▶ [Requirements]
Make an exact copy of all the records.

* Begin *

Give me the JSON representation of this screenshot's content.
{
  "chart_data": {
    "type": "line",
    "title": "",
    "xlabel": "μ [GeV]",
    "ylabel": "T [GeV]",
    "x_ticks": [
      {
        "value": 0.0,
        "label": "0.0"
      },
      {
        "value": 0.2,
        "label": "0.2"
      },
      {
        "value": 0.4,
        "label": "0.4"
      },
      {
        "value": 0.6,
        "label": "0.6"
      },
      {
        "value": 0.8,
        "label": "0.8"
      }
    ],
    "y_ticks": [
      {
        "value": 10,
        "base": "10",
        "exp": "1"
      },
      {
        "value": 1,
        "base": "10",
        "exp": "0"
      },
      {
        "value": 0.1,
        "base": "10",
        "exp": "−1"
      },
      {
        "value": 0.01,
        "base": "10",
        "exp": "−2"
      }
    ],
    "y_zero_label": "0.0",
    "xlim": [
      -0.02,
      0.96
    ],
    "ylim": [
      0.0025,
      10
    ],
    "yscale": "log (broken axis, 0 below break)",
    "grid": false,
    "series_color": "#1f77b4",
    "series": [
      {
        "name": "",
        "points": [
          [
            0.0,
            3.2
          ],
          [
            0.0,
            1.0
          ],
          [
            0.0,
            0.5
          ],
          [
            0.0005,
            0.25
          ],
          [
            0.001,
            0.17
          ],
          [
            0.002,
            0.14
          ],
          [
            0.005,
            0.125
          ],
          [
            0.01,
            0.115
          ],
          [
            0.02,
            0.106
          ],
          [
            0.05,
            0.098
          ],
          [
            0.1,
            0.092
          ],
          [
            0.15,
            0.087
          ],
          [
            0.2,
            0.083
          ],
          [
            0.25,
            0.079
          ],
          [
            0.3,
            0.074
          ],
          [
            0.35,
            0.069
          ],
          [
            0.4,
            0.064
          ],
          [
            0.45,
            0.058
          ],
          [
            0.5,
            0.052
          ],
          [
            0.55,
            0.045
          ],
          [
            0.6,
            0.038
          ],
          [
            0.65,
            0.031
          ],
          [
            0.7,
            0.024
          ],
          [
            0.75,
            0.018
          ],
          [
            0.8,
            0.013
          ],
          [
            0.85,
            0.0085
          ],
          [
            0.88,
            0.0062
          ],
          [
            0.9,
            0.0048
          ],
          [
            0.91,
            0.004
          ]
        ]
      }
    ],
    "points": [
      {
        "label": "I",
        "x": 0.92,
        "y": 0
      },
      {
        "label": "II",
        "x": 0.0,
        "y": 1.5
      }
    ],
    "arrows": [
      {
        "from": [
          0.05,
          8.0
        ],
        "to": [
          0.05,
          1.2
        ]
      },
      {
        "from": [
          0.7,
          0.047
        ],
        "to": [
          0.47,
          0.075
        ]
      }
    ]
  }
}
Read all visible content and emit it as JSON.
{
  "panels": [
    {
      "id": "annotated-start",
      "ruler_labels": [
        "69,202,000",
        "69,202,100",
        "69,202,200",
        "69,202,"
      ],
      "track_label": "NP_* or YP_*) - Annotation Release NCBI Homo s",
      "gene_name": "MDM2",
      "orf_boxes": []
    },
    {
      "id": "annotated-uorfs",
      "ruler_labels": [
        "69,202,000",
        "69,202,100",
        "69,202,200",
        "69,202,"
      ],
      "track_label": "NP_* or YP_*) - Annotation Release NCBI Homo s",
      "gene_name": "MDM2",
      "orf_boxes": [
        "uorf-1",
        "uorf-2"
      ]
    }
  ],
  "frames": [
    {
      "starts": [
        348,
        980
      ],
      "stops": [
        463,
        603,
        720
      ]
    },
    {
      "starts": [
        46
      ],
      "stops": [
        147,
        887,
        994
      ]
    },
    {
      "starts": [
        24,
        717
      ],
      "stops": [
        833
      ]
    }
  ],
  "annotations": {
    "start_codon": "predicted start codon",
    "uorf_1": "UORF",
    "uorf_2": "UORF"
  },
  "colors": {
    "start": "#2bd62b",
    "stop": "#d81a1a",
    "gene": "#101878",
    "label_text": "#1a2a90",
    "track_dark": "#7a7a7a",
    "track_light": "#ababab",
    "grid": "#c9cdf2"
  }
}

* End *

▶ [Full response]
Give me the JSON representation of this screenshot's content.
{
  "chart_data": {
    "type": "line",
    "title": "",
    "xlabel": "μ [GeV]",
    "ylabel": "T [GeV]",
    "x_ticks": [
      {
        "value": 0.0,
        "label": "0.0"
      },
      {
        "value": 0.2,
        "label": "0.2"
      },
      {
        "value": 0.4,
        "label": "0.4"
      },
      {
        "value": 0.6,
        "label": "0.6"
      },
      {
        "value": 0.8,
        "label": "0.8"
      }
    ],
    "y_ticks": [
      {
        "value": 10,
        "base": "10",
        "exp": "1"
      },
      {
        "value": 1,
        "base": "10",
        "exp": "0"
      },
      {
        "value": 0.1,
        "base": "10",
        "exp": "−1"
      },
      {
        "value": 0.01,
        "base": "10",
        "exp": "−2"
      }
    ],
    "y_zero_label": "0.0",
    "xlim": [
      -0.02,
      0.96
    ],
    "ylim": [
      0.0025,
      10
    ],
    "yscale": "log (broken axis, 0 below break)",
    "grid": false,
    "series_color": "#1f77b4",
    "series": [
      {
        "name": "",
        "points": [
          [
            0.0,
            3.2
          ],
          [
            0.0,
            1.0
          ],
          [
            0.0,
            0.5
          ],
          [
            0.0005,
            0.25
          ],
          [
            0.001,
            0.17
          ],
          [
            0.002,
            0.14
          ],
          [
            0.005,
            0.125
          ],
          [
            0.01,
            0.115
          ],
          [
            0.02,
            0.106
          ],
          [
            0.05,
            0.098
          ],
          [
            0.1,
            0.092
          ],
          [
            0.15,
            0.087
          ],
          [
            0.2,
            0.083
          ],
          [
            0.25,
            0.079
          ],
          [
            0.3,
            0.074
          ],
          [
            0.35,
            0.069
          ],
          [
            0.4,
            0.064
          ],
          [
            0.45,
            0.058
          ],
          [
            0.5,
            0.052
          ],
          [
            0.55,
            0.045
          ],
          [
            0.6,
            0.038
          ],
          [
            0.65,
            0.031
          ],
          [
            0.7,
            0.024
          ],
          [
            0.75,
            0.018
          ],
          [
            0.8,
            0.013
          ],
          [
            0.85,
            0.0085
          ],
          [
            0.88,
            0.0062
          ],
          [
            0.9,
            0.0048
          ],
          [
            0.91,
            0.004
          ]
        ]
      }
    ],
    "points": [
      {
        "label": "I",
        "x": 0.92,
        "y": 0
      },
      {
        "label": "II",
        "x": 0.0,
        "y": 1.5
      }
    ],
    "arrows": [
      {
        "from": [
          0.05,
          8.0
        ],
        "to": [
          0.05,
          1.2
        ]
      },
      {
        "from": [
          0.7,
          0.047
        ],
        "to": [
          0.47,
          0.075
        ]
      }
    ]
  }
}
Read all visible content and emit it as JSON.
{
  "panels": [
    {
      "id": "annotated-start",
      "ruler_labels": [
        "69,202,000",
        "69,202,100",
        "69,202,200",
        "69,202,"
      ],
      "track_label": "NP_* or YP_*) - Annotation Release NCBI Homo s",
      "gene_name": "MDM2",
      "orf_boxes": []
    },
    {
      "id": "annotated-uorfs",
      "ruler_labels": [
        "69,202,000",
        "69,202,100",
        "69,202,200",
        "69,202,"
      ],
      "track_label": "NP_* or YP_*) - Annotation Release NCBI Homo s",
      "gene_name": "MDM2",
      "orf_boxes": [
        "uorf-1",
        "uorf-2"
      ]
    }
  ],
  "frames": [
    {
      "starts": [
        348,
        980
      ],
      "stops": [
        463,
        603,
        720
      ]
    },
    {
      "starts": [
        46
      ],
      "stops": [
        147,
        887,
        994
      ]
    },
    {
      "starts": [
        24,
        717
      ],
      "stops": [
        833
      ]
    }
  ],
  "annotations": {
    "start_codon": "predicted start codon",
    "uorf_1": "UORF",
    "uorf_2": "UORF"
  },
  "colors": {
    "start": "#2bd62b",
    "stop": "#d81a1a",
    "gene": "#101878",
    "label_text": "#1a2a90",
    "track_dark": "#7a7a7a",
    "track_light": "#ababab",
    "grid": "#c9cdf2"
  }
}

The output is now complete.